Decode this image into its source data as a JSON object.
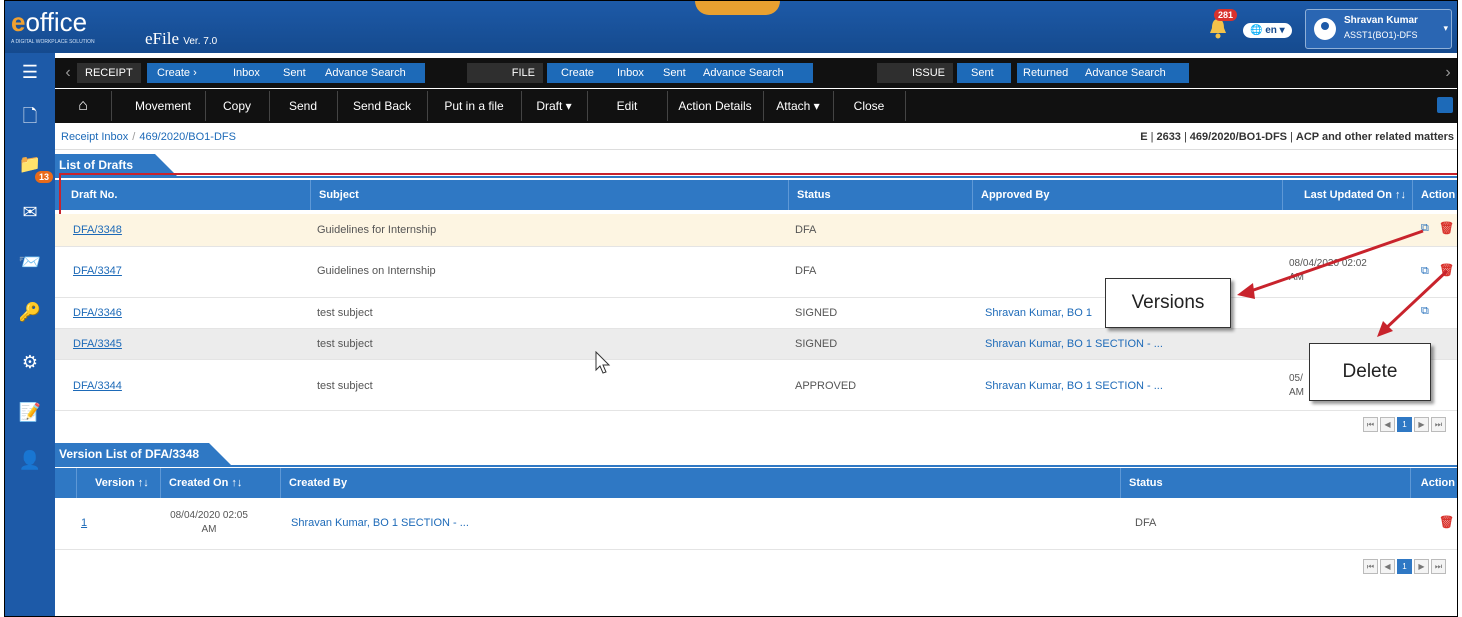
{
  "header": {
    "logo_e": "e",
    "logo_rest": "office",
    "logo_tagline": "A DIGITAL WORKPLACE SOLUTION",
    "app_name": "eFile",
    "version": "Ver. 7.0",
    "notification_count": "281",
    "language": "en",
    "user_name": "Shravan Kumar",
    "user_role": "ASST1(BO1)-DFS"
  },
  "sidebar": {
    "file_badge": "13"
  },
  "navbar": {
    "receipt": {
      "label": "RECEIPT",
      "links": [
        "Create",
        "Inbox",
        "Sent",
        "Advance Search"
      ]
    },
    "file": {
      "label": "FILE",
      "links": [
        "Create",
        "Inbox",
        "Sent",
        "Advance Search"
      ]
    },
    "issue": {
      "label": "ISSUE",
      "links": [
        "Sent",
        "Returned",
        "Advance Search"
      ]
    }
  },
  "toolbar": {
    "buttons": [
      "Movement",
      "Copy",
      "Send",
      "Send Back",
      "Put in a file",
      "Draft ▾",
      "Edit",
      "Action Details",
      "Attach ▾",
      "Close"
    ]
  },
  "breadcrumb": {
    "root": "Receipt Inbox",
    "current": "469/2020/BO1-DFS"
  },
  "receipt_info": {
    "type": "E",
    "number": "2633",
    "receipt_no": "469/2020/BO1-DFS",
    "subject": "ACP and other related matters"
  },
  "drafts": {
    "title": "List of Drafts",
    "columns": [
      "Draft No.",
      "Subject",
      "Status",
      "Approved By",
      "Last Updated On ↑↓",
      "Action"
    ],
    "rows": [
      {
        "no": "DFA/3348",
        "subject": "Guidelines for Internship",
        "status": "DFA",
        "approved_by": "",
        "updated": ""
      },
      {
        "no": "DFA/3347",
        "subject": "Guidelines on Internship",
        "status": "DFA",
        "approved_by": "",
        "updated": "08/04/2020 02:02 AM"
      },
      {
        "no": "DFA/3346",
        "subject": "test subject",
        "status": "SIGNED",
        "approved_by": "Shravan Kumar, BO 1",
        "updated": ""
      },
      {
        "no": "DFA/3345",
        "subject": "test subject",
        "status": "SIGNED",
        "approved_by": "Shravan Kumar, BO 1 SECTION - ...",
        "updated": ""
      },
      {
        "no": "DFA/3344",
        "subject": "test subject",
        "status": "APPROVED",
        "approved_by": "Shravan Kumar, BO 1 SECTION - ...",
        "updated": "05/ AM"
      }
    ],
    "page": "1"
  },
  "versions": {
    "title": "Version List of DFA/3348",
    "columns": [
      "Version ↑↓",
      "Created On ↑↓",
      "Created By",
      "Status",
      "Action"
    ],
    "rows": [
      {
        "version": "1",
        "created_on": "08/04/2020 02:05 AM",
        "created_by": "Shravan Kumar, BO 1 SECTION - ...",
        "status": "DFA"
      }
    ],
    "page": "1"
  },
  "callouts": {
    "versions": "Versions",
    "delete": "Delete"
  }
}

#####

Quote the records in their entirety, keeping the wording exact and excluding pictures.

Decode this image into its source data as a JSON object.
{
  "header": {
    "logo_e": "e",
    "logo_rest": "office",
    "logo_tagline": "A DIGITAL WORKPLACE SOLUTION",
    "app_name": "eFile",
    "version": "Ver. 7.0",
    "notification_count": "281",
    "language": "en",
    "user_name": "Shravan Kumar",
    "user_role": "ASST1(BO1)-DFS"
  },
  "sidebar": {
    "file_badge": "13"
  },
  "navbar": {
    "receipt": {
      "label": "RECEIPT",
      "links": [
        "Create",
        "Inbox",
        "Sent",
        "Advance Search"
      ]
    },
    "file": {
      "label": "FILE",
      "links": [
        "Create",
        "Inbox",
        "Sent",
        "Advance Search"
      ]
    },
    "issue": {
      "label": "ISSUE",
      "links": [
        "Sent",
        "Returned",
        "Advance Search"
      ]
    }
  },
  "toolbar": {
    "buttons": [
      "Movement",
      "Copy",
      "Send",
      "Send Back",
      "Put in a file",
      "Draft ▾",
      "Edit",
      "Action Details",
      "Attach ▾",
      "Close"
    ]
  },
  "breadcrumb": {
    "root": "Receipt Inbox",
    "current": "469/2020/BO1-DFS"
  },
  "receipt_info": {
    "type": "E",
    "number": "2633",
    "receipt_no": "469/2020/BO1-DFS",
    "subject": "ACP and other related matters"
  },
  "drafts": {
    "title": "List of Drafts",
    "columns": [
      "Draft No.",
      "Subject",
      "Status",
      "Approved By",
      "Last Updated On ↑↓",
      "Action"
    ],
    "rows": [
      {
        "no": "DFA/3348",
        "subject": "Guidelines for Internship",
        "status": "DFA",
        "approved_by": "",
        "updated": ""
      },
      {
        "no": "DFA/3347",
        "subject": "Guidelines on Internship",
        "status": "DFA",
        "approved_by": "",
        "updated": "08/04/2020 02:02 AM"
      },
      {
        "no": "DFA/3346",
        "subject": "test subject",
        "status": "SIGNED",
        "approved_by": "Shravan Kumar, BO 1",
        "updated": ""
      },
      {
        "no": "DFA/3345",
        "subject": "test subject",
        "status": "SIGNED",
        "approved_by": "Shravan Kumar, BO 1 SECTION - ...",
        "updated": ""
      },
      {
        "no": "DFA/3344",
        "subject": "test subject",
        "status": "APPROVED",
        "approved_by": "Shravan Kumar, BO 1 SECTION - ...",
        "updated": "05/ AM"
      }
    ],
    "page": "1"
  },
  "versions": {
    "title": "Version List of DFA/3348",
    "columns": [
      "Version ↑↓",
      "Created On ↑↓",
      "Created By",
      "Status",
      "Action"
    ],
    "rows": [
      {
        "version": "1",
        "created_on": "08/04/2020 02:05 AM",
        "created_by": "Shravan Kumar, BO 1 SECTION - ...",
        "status": "DFA"
      }
    ],
    "page": "1"
  },
  "callouts": {
    "versions": "Versions",
    "delete": "Delete"
  }
}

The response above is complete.